### Your task
Transcribe each line of the material as it is, and drop any picture.

▬▬▬▬▬▬▬▬▬▬

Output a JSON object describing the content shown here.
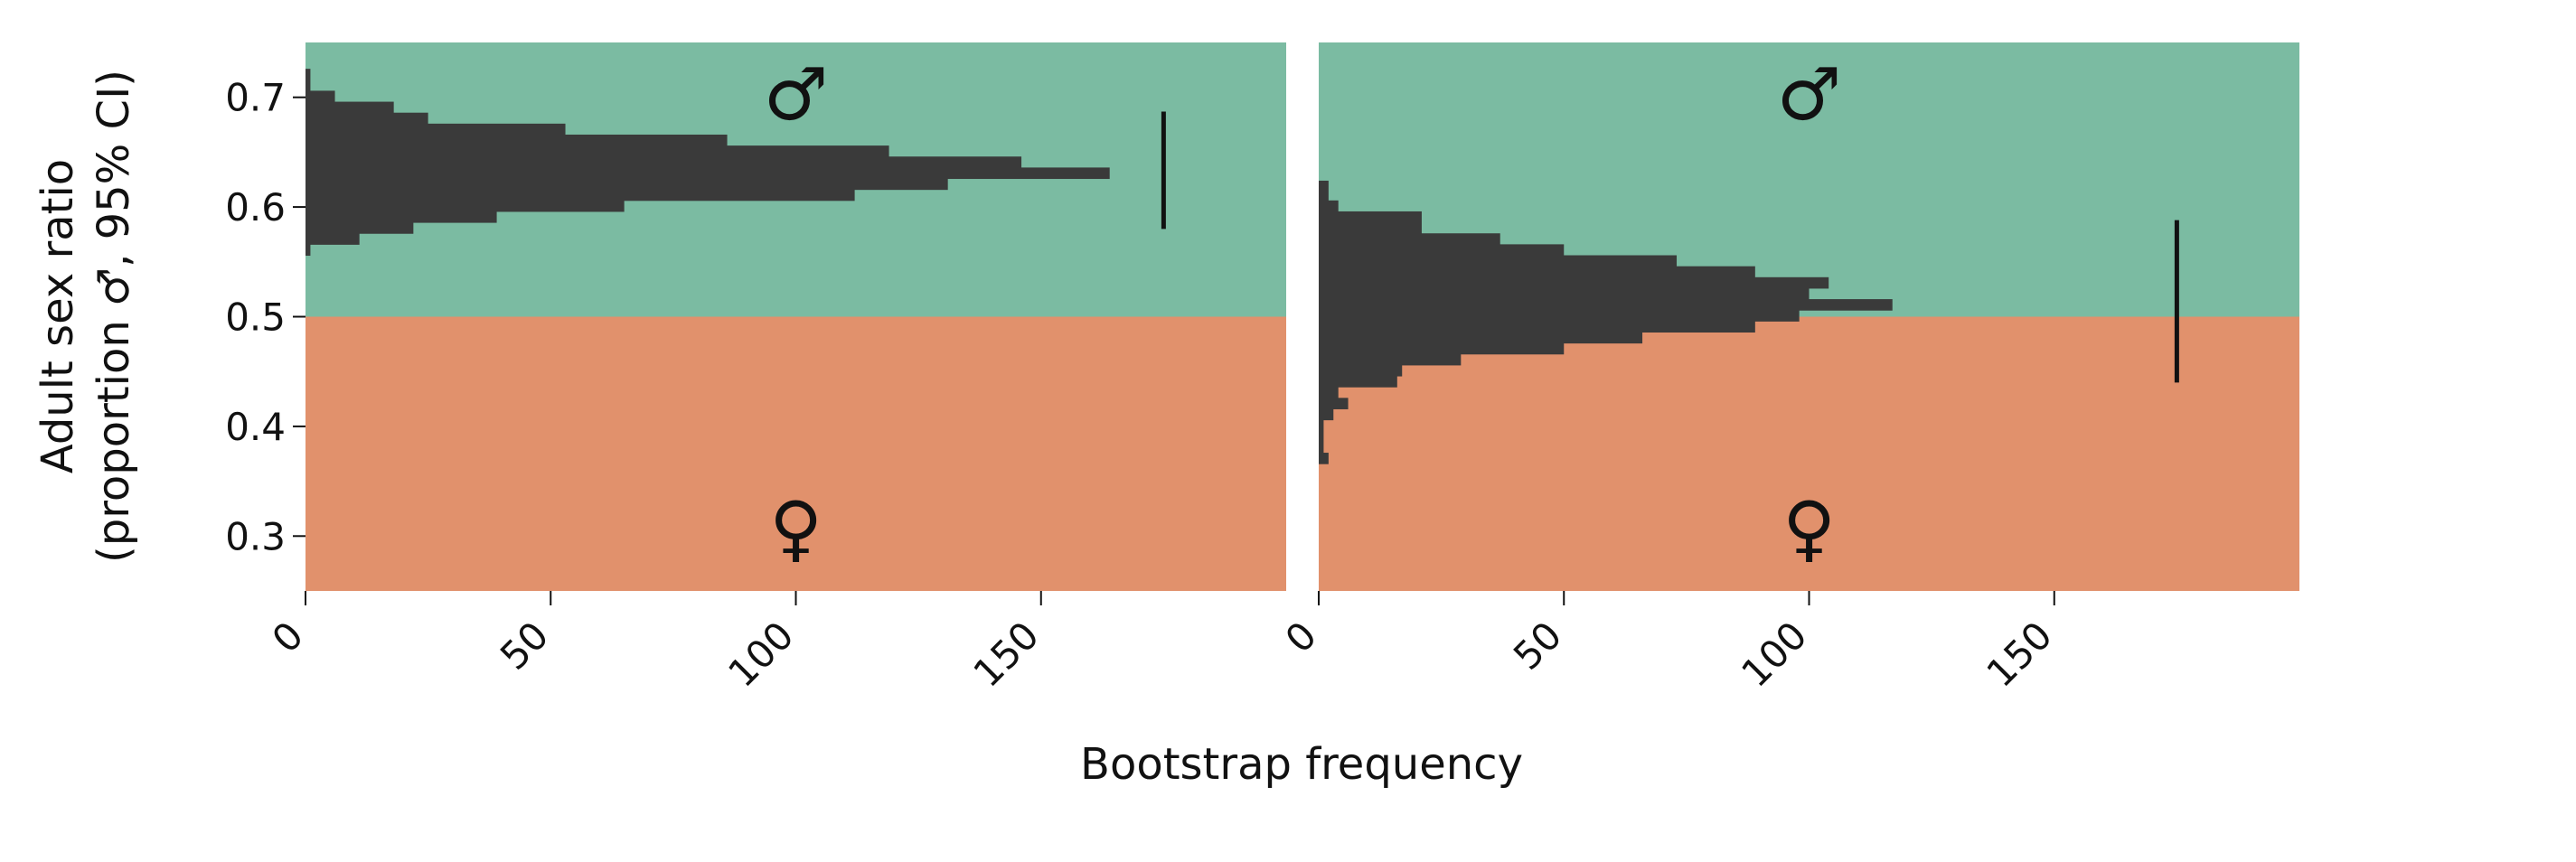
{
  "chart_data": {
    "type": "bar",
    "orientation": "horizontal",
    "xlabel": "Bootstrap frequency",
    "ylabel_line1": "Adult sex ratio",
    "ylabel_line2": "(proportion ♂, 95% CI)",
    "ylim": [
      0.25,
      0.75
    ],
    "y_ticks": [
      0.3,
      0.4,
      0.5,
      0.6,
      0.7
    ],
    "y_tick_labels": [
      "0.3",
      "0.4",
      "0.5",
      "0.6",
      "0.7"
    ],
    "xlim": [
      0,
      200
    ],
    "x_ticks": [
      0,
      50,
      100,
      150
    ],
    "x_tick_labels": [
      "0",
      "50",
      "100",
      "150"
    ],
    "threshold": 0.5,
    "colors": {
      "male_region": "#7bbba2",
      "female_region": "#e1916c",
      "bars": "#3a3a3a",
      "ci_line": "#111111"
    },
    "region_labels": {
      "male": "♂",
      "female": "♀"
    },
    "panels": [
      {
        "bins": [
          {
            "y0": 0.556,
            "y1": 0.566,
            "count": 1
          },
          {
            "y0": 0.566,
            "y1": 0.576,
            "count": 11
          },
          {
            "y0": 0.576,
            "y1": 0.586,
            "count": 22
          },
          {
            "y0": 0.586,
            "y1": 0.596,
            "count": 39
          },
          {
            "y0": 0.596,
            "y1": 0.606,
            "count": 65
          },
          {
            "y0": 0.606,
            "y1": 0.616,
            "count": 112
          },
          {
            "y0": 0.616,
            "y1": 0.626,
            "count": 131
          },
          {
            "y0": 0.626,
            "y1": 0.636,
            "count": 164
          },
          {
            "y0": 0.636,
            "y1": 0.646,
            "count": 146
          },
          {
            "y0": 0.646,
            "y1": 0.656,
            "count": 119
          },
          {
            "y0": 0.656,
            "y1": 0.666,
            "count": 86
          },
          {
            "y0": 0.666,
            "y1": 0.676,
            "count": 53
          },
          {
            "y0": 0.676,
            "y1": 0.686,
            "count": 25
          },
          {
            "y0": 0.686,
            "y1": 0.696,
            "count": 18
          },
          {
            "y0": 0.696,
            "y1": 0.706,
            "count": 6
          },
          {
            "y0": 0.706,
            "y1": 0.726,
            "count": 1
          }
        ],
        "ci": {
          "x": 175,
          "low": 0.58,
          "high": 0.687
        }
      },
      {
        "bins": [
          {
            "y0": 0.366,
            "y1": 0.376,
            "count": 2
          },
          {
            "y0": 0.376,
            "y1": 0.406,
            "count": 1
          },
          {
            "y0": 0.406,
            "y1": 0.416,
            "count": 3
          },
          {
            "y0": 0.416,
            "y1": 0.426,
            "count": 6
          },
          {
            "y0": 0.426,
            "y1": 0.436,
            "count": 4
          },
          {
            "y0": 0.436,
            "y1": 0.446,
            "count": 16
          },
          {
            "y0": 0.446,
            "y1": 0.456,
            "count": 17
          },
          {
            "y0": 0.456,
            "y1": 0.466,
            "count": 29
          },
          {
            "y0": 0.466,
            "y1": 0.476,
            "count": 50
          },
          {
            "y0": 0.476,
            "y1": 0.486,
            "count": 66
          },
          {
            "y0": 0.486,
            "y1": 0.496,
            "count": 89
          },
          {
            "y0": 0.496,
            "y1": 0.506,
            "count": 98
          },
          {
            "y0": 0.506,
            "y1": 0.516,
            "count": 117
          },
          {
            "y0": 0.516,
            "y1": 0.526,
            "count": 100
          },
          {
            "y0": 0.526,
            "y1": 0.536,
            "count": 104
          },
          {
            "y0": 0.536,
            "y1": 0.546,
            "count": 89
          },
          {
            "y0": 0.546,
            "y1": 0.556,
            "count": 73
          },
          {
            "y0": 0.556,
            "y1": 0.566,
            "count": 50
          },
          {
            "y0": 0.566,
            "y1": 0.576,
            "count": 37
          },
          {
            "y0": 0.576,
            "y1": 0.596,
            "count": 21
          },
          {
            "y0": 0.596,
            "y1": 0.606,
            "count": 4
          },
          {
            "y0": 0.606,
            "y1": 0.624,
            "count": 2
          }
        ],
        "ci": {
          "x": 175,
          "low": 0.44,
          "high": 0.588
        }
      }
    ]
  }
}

▬▬▬▬▬▬▬▬▬▬

### Response for this exercise
Output a JSON object describing the content shown here.
{
  "chart_data": {
    "type": "bar",
    "orientation": "horizontal",
    "xlabel": "Bootstrap frequency",
    "ylabel_line1": "Adult sex ratio",
    "ylabel_line2": "(proportion ♂, 95% CI)",
    "ylim": [
      0.25,
      0.75
    ],
    "y_ticks": [
      0.3,
      0.4,
      0.5,
      0.6,
      0.7
    ],
    "y_tick_labels": [
      "0.3",
      "0.4",
      "0.5",
      "0.6",
      "0.7"
    ],
    "xlim": [
      0,
      200
    ],
    "x_ticks": [
      0,
      50,
      100,
      150
    ],
    "x_tick_labels": [
      "0",
      "50",
      "100",
      "150"
    ],
    "threshold": 0.5,
    "colors": {
      "male_region": "#7bbba2",
      "female_region": "#e1916c",
      "bars": "#3a3a3a",
      "ci_line": "#111111"
    },
    "region_labels": {
      "male": "♂",
      "female": "♀"
    },
    "panels": [
      {
        "bins": [
          {
            "y0": 0.556,
            "y1": 0.566,
            "count": 1
          },
          {
            "y0": 0.566,
            "y1": 0.576,
            "count": 11
          },
          {
            "y0": 0.576,
            "y1": 0.586,
            "count": 22
          },
          {
            "y0": 0.586,
            "y1": 0.596,
            "count": 39
          },
          {
            "y0": 0.596,
            "y1": 0.606,
            "count": 65
          },
          {
            "y0": 0.606,
            "y1": 0.616,
            "count": 112
          },
          {
            "y0": 0.616,
            "y1": 0.626,
            "count": 131
          },
          {
            "y0": 0.626,
            "y1": 0.636,
            "count": 164
          },
          {
            "y0": 0.636,
            "y1": 0.646,
            "count": 146
          },
          {
            "y0": 0.646,
            "y1": 0.656,
            "count": 119
          },
          {
            "y0": 0.656,
            "y1": 0.666,
            "count": 86
          },
          {
            "y0": 0.666,
            "y1": 0.676,
            "count": 53
          },
          {
            "y0": 0.676,
            "y1": 0.686,
            "count": 25
          },
          {
            "y0": 0.686,
            "y1": 0.696,
            "count": 18
          },
          {
            "y0": 0.696,
            "y1": 0.706,
            "count": 6
          },
          {
            "y0": 0.706,
            "y1": 0.726,
            "count": 1
          }
        ],
        "ci": {
          "x": 175,
          "low": 0.58,
          "high": 0.687
        }
      },
      {
        "bins": [
          {
            "y0": 0.366,
            "y1": 0.376,
            "count": 2
          },
          {
            "y0": 0.376,
            "y1": 0.406,
            "count": 1
          },
          {
            "y0": 0.406,
            "y1": 0.416,
            "count": 3
          },
          {
            "y0": 0.416,
            "y1": 0.426,
            "count": 6
          },
          {
            "y0": 0.426,
            "y1": 0.436,
            "count": 4
          },
          {
            "y0": 0.436,
            "y1": 0.446,
            "count": 16
          },
          {
            "y0": 0.446,
            "y1": 0.456,
            "count": 17
          },
          {
            "y0": 0.456,
            "y1": 0.466,
            "count": 29
          },
          {
            "y0": 0.466,
            "y1": 0.476,
            "count": 50
          },
          {
            "y0": 0.476,
            "y1": 0.486,
            "count": 66
          },
          {
            "y0": 0.486,
            "y1": 0.496,
            "count": 89
          },
          {
            "y0": 0.496,
            "y1": 0.506,
            "count": 98
          },
          {
            "y0": 0.506,
            "y1": 0.516,
            "count": 117
          },
          {
            "y0": 0.516,
            "y1": 0.526,
            "count": 100
          },
          {
            "y0": 0.526,
            "y1": 0.536,
            "count": 104
          },
          {
            "y0": 0.536,
            "y1": 0.546,
            "count": 89
          },
          {
            "y0": 0.546,
            "y1": 0.556,
            "count": 73
          },
          {
            "y0": 0.556,
            "y1": 0.566,
            "count": 50
          },
          {
            "y0": 0.566,
            "y1": 0.576,
            "count": 37
          },
          {
            "y0": 0.576,
            "y1": 0.596,
            "count": 21
          },
          {
            "y0": 0.596,
            "y1": 0.606,
            "count": 4
          },
          {
            "y0": 0.606,
            "y1": 0.624,
            "count": 2
          }
        ],
        "ci": {
          "x": 175,
          "low": 0.44,
          "high": 0.588
        }
      }
    ]
  }
}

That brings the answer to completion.